• **Instruction 1**:
Copy the whole page about The Engines album word for word.

• **Page excerpt**:

———

Studio album by The Engines
- Released: 2007
- Recorded: July 8 & 9, 2006
- Studio: Vivian's Palace, Chicago
- Genre: Jazz
- Length: 72:30
- Label: Okka Disk

Dave Rempis chronology
| Hunter-Gatherers (2007) | The Engines (2007) | The Disappointment of Parsley (2009) |

= The Engines =

The Engines is the eponymous debut album by the collaborative free jazz quartet consisting of saxophonist Dave Rempis, trombonist Jeb Bishop, bassist Nate McBride and drummer Tim Daisy. It was recorded in 2006 and released on Okka Disk.

==Reception==

The All About Jazz review by Andrey Henkin states "Is there is a Chicago aesthetic? .. If there is something in common, it is an ability to maintain momentum through a liberal mixture of long and short tones, the blues and squeaky European avant-gardisms, through-composition and lots of tightly executed starts and stops, zigs and zags."

In another review for All About Jazz, Mark Corroto says "Influences from rock to free jazz and small big bands make up this four-way collaboration of very talented musicians. Well worth your listen and admiration."

———

• **Task input**:
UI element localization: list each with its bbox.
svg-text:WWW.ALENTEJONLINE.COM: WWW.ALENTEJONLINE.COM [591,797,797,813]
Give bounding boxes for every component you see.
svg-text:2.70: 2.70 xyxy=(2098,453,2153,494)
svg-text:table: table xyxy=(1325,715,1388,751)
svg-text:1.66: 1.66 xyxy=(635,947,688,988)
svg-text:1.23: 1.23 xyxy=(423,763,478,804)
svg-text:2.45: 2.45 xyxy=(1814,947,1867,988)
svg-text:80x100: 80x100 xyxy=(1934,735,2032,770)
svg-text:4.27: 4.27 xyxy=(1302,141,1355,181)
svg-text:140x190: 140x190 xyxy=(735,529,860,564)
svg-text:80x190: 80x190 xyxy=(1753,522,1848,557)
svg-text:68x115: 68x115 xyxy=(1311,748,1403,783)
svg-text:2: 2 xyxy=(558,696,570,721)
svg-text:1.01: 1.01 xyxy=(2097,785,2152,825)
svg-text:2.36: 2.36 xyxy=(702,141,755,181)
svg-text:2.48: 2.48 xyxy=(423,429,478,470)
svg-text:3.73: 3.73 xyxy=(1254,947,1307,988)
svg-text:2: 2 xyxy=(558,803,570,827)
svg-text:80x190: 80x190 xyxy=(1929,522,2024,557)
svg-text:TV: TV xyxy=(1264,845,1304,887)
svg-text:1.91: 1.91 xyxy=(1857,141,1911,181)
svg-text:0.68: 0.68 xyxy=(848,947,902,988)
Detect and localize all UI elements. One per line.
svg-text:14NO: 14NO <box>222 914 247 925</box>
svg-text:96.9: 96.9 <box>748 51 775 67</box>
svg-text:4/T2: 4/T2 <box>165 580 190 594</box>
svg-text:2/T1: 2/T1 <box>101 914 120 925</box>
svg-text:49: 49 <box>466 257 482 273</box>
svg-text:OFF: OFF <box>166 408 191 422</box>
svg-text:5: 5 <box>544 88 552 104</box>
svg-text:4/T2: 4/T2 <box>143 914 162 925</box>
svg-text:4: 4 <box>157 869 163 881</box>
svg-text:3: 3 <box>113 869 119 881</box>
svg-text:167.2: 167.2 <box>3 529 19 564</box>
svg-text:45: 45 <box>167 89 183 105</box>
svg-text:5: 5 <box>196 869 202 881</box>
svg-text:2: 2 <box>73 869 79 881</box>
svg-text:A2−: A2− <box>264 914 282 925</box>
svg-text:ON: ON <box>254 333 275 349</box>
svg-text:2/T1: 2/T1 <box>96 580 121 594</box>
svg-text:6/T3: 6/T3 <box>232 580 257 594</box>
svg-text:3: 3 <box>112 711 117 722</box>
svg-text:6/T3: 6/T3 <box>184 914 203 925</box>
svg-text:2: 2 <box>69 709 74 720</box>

———

• **Instruction 2**:
Write out the records from their very first line through the line containing "svg-text:80x100: 80x100 xyxy=(1934,735,2032,770)", keeping both of those lines.

• **Full output 1**:
Studio album by The Engines
- Released: 2007
- Recorded: July 8 & 9, 2006
- Studio: Vivian's Palace, Chicago
- Genre: Jazz
- Length: 72:30
- Label: Okka Disk

Dave Rempis chronology
| Hunter-Gatherers (2007) | The Engines (2007) | The Disappointment of Parsley (2009) |

= The Engines =

The Engines is the eponymous debut album by the collaborative free jazz quartet consisting of saxophonist Dave Rempis, trombonist Jeb Bishop, bassist Nate McBride and drummer Tim Daisy. It was recorded in 2006 and released on Okka Disk.

==Reception==

The All About Jazz review by Andrey Henkin states "Is there is a Chicago aesthetic? .. If there is something in common, it is an ability to maintain momentum through a liberal mixture of long and short tones, the blues and squeaky European avant-gardisms, through-composition and lots of tightly executed starts and stops, zigs and zags."

In another review for All About Jazz, Mark Corroto says "Influences from rock to free jazz and small big bands make up this four-way collaboration of very talented musicians. Well worth your listen and admiration."

• **Full output 2**:
UI element localization: list each with its bbox.
svg-text:WWW.ALENTEJONLINE.COM: WWW.ALENTEJONLINE.COM [591,797,797,813]
Give bounding boxes for every component you see.
svg-text:2.70: 2.70 xyxy=(2098,453,2153,494)
svg-text:table: table xyxy=(1325,715,1388,751)
svg-text:1.66: 1.66 xyxy=(635,947,688,988)
svg-text:1.23: 1.23 xyxy=(423,763,478,804)
svg-text:2.45: 2.45 xyxy=(1814,947,1867,988)
svg-text:80x100: 80x100 xyxy=(1934,735,2032,770)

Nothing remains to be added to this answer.